--- Start of SUPPLIED MATERIAL ---

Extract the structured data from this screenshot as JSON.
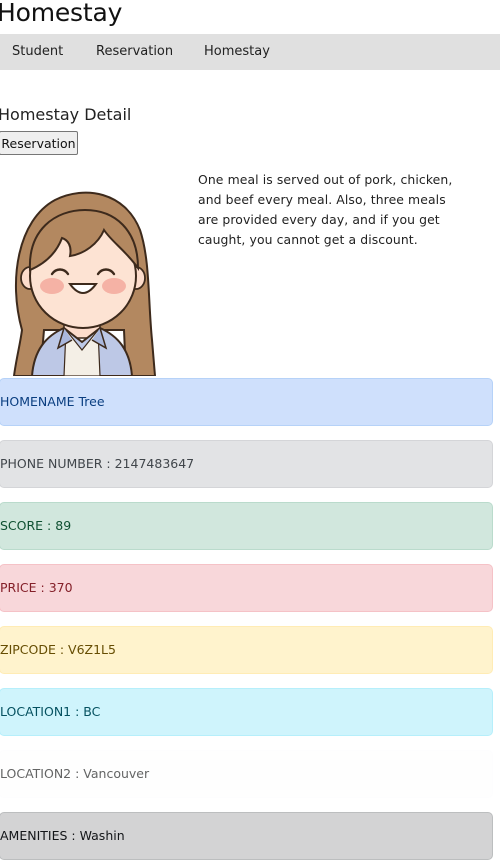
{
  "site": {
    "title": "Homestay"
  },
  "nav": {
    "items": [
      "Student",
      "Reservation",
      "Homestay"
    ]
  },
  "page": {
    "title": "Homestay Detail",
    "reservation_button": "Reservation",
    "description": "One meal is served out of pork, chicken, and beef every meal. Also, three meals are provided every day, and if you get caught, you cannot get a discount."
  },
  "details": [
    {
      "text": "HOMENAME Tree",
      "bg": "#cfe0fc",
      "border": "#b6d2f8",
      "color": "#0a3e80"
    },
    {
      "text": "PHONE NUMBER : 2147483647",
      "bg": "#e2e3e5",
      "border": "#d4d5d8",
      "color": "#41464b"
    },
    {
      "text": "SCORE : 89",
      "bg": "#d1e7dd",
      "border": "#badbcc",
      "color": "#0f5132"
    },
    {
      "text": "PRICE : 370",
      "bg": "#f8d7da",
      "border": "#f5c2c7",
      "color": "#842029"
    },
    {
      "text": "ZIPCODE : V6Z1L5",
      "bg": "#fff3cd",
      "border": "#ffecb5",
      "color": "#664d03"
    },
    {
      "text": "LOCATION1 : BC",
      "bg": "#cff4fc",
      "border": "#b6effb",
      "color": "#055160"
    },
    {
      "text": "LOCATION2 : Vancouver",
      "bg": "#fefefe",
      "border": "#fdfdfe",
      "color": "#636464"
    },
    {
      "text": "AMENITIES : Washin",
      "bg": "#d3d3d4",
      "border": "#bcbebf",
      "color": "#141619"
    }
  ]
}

--- End of SUPPLIED MATERIAL ---

Gather up the lines that contain the word "border".

▸ ANSWER TO THE PROBLEM
      "border": "#b6d2f8",
      "border": "#d4d5d8",
      "border": "#badbcc",
      "border": "#f5c2c7",
      "border": "#ffecb5",
      "border": "#b6effb",
      "border": "#fdfdfe",
      "border": "#bcbebf",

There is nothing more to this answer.